- _PROVIDED INFORMATION_:
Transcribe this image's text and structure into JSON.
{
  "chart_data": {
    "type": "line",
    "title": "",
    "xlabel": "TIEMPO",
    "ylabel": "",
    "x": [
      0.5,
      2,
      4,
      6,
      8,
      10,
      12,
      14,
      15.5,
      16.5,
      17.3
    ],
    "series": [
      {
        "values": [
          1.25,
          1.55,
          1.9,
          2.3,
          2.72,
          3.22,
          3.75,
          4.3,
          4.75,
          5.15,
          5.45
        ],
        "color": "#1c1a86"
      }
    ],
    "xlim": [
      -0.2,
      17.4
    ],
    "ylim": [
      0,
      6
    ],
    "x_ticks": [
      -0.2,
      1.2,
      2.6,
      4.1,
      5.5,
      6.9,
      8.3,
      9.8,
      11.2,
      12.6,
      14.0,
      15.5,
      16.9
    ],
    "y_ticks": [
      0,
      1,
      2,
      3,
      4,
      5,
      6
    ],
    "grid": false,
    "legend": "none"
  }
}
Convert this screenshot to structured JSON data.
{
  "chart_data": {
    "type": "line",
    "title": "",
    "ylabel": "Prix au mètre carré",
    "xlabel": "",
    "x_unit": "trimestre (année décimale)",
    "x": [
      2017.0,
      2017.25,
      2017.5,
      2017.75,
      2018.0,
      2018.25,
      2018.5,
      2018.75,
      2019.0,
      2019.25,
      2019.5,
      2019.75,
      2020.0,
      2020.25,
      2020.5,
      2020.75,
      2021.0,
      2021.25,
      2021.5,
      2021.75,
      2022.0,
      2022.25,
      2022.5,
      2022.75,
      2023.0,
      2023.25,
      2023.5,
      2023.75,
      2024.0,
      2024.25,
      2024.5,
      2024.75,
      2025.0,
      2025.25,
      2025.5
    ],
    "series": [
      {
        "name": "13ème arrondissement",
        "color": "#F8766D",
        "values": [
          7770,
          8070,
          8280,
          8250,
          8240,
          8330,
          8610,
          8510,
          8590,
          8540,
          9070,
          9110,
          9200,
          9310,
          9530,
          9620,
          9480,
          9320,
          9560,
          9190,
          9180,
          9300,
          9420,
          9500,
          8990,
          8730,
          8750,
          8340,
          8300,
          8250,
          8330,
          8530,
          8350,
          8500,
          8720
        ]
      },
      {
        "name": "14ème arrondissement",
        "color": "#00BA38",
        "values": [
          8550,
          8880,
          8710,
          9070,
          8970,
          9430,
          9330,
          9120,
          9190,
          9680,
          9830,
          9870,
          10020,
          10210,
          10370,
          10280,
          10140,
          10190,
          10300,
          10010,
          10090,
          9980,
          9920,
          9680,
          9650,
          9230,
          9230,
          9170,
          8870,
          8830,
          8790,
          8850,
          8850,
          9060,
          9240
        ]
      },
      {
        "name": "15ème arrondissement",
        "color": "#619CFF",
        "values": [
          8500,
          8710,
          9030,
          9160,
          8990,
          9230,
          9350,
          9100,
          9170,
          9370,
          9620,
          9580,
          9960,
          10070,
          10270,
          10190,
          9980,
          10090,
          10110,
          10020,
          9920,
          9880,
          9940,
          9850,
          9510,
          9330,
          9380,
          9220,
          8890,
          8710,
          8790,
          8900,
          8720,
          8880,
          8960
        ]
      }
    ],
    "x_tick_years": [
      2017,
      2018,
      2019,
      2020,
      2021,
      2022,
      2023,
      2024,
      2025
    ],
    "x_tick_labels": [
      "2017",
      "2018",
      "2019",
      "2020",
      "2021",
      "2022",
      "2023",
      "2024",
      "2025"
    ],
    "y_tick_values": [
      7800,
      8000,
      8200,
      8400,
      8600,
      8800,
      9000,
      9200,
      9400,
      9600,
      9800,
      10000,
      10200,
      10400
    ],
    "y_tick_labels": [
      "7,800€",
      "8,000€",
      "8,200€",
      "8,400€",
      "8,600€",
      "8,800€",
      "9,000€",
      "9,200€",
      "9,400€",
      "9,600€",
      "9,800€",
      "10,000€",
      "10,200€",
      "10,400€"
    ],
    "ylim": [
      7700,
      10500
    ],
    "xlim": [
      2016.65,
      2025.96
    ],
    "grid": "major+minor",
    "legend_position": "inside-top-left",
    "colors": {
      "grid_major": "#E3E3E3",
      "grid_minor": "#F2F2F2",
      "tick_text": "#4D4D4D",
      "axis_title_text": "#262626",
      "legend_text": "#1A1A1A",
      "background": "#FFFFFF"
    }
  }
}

- _BRIEF_:
Write out all the lines again, exactly as they are.

- _RESULT FOR THIS TASK_:
Transcribe this image's text and structure into JSON.
{
  "chart_data": {
    "type": "line",
    "title": "",
    "xlabel": "TIEMPO",
    "ylabel": "",
    "x": [
      0.5,
      2,
      4,
      6,
      8,
      10,
      12,
      14,
      15.5,
      16.5,
      17.3
    ],
    "series": [
      {
        "values": [
          1.25,
          1.55,
          1.9,
          2.3,
          2.72,
          3.22,
          3.75,
          4.3,
          4.75,
          5.15,
          5.45
        ],
        "color": "#1c1a86"
      }
    ],
    "xlim": [
      -0.2,
      17.4
    ],
    "ylim": [
      0,
      6
    ],
    "x_ticks": [
      -0.2,
      1.2,
      2.6,
      4.1,
      5.5,
      6.9,
      8.3,
      9.8,
      11.2,
      12.6,
      14.0,
      15.5,
      16.9
    ],
    "y_ticks": [
      0,
      1,
      2,
      3,
      4,
      5,
      6
    ],
    "grid": false,
    "legend": "none"
  }
}
Convert this screenshot to structured JSON data.
{
  "chart_data": {
    "type": "line",
    "title": "",
    "ylabel": "Prix au mètre carré",
    "xlabel": "",
    "x_unit": "trimestre (année décimale)",
    "x": [
      2017.0,
      2017.25,
      2017.5,
      2017.75,
      2018.0,
      2018.25,
      2018.5,
      2018.75,
      2019.0,
      2019.25,
      2019.5,
      2019.75,
      2020.0,
      2020.25,
      2020.5,
      2020.75,
      2021.0,
      2021.25,
      2021.5,
      2021.75,
      2022.0,
      2022.25,
      2022.5,
      2022.75,
      2023.0,
      2023.25,
      2023.5,
      2023.75,
      2024.0,
      2024.25,
      2024.5,
      2024.75,
      2025.0,
      2025.25,
      2025.5
    ],
    "series": [
      {
        "name": "13ème arrondissement",
        "color": "#F8766D",
        "values": [
          7770,
          8070,
          8280,
          8250,
          8240,
          8330,
          8610,
          8510,
          8590,
          8540,
          9070,
          9110,
          9200,
          9310,
          9530,
          9620,
          9480,
          9320,
          9560,
          9190,
          9180,
          9300,
          9420,
          9500,
          8990,
          8730,
          8750,
          8340,
          8300,
          8250,
          8330,
          8530,
          8350,
          8500,
          8720
        ]
      },
      {
        "name": "14ème arrondissement",
        "color": "#00BA38",
        "values": [
          8550,
          8880,
          8710,
          9070,
          8970,
          9430,
          9330,
          9120,
          9190,
          9680,
          9830,
          9870,
          10020,
          10210,
          10370,
          10280,
          10140,
          10190,
          10300,
          10010,
          10090,
          9980,
          9920,
          9680,
          9650,
          9230,
          9230,
          9170,
          8870,
          8830,
          8790,
          8850,
          8850,
          9060,
          9240
        ]
      },
      {
        "name": "15ème arrondissement",
        "color": "#619CFF",
        "values": [
          8500,
          8710,
          9030,
          9160,
          8990,
          9230,
          9350,
          9100,
          9170,
          9370,
          9620,
          9580,
          9960,
          10070,
          10270,
          10190,
          9980,
          10090,
          10110,
          10020,
          9920,
          9880,
          9940,
          9850,
          9510,
          9330,
          9380,
          9220,
          8890,
          8710,
          8790,
          8900,
          8720,
          8880,
          8960
        ]
      }
    ],
    "x_tick_years": [
      2017,
      2018,
      2019,
      2020,
      2021,
      2022,
      2023,
      2024,
      2025
    ],
    "x_tick_labels": [
      "2017",
      "2018",
      "2019",
      "2020",
      "2021",
      "2022",
      "2023",
      "2024",
      "2025"
    ],
    "y_tick_values": [
      7800,
      8000,
      8200,
      8400,
      8600,
      8800,
      9000,
      9200,
      9400,
      9600,
      9800,
      10000,
      10200,
      10400
    ],
    "y_tick_labels": [
      "7,800€",
      "8,000€",
      "8,200€",
      "8,400€",
      "8,600€",
      "8,800€",
      "9,000€",
      "9,200€",
      "9,400€",
      "9,600€",
      "9,800€",
      "10,000€",
      "10,200€",
      "10,400€"
    ],
    "ylim": [
      7700,
      10500
    ],
    "xlim": [
      2016.65,
      2025.96
    ],
    "grid": "major+minor",
    "legend_position": "inside-top-left",
    "colors": {
      "grid_major": "#E3E3E3",
      "grid_minor": "#F2F2F2",
      "tick_text": "#4D4D4D",
      "axis_title_text": "#262626",
      "legend_text": "#1A1A1A",
      "background": "#FFFFFF"
    }
  }
}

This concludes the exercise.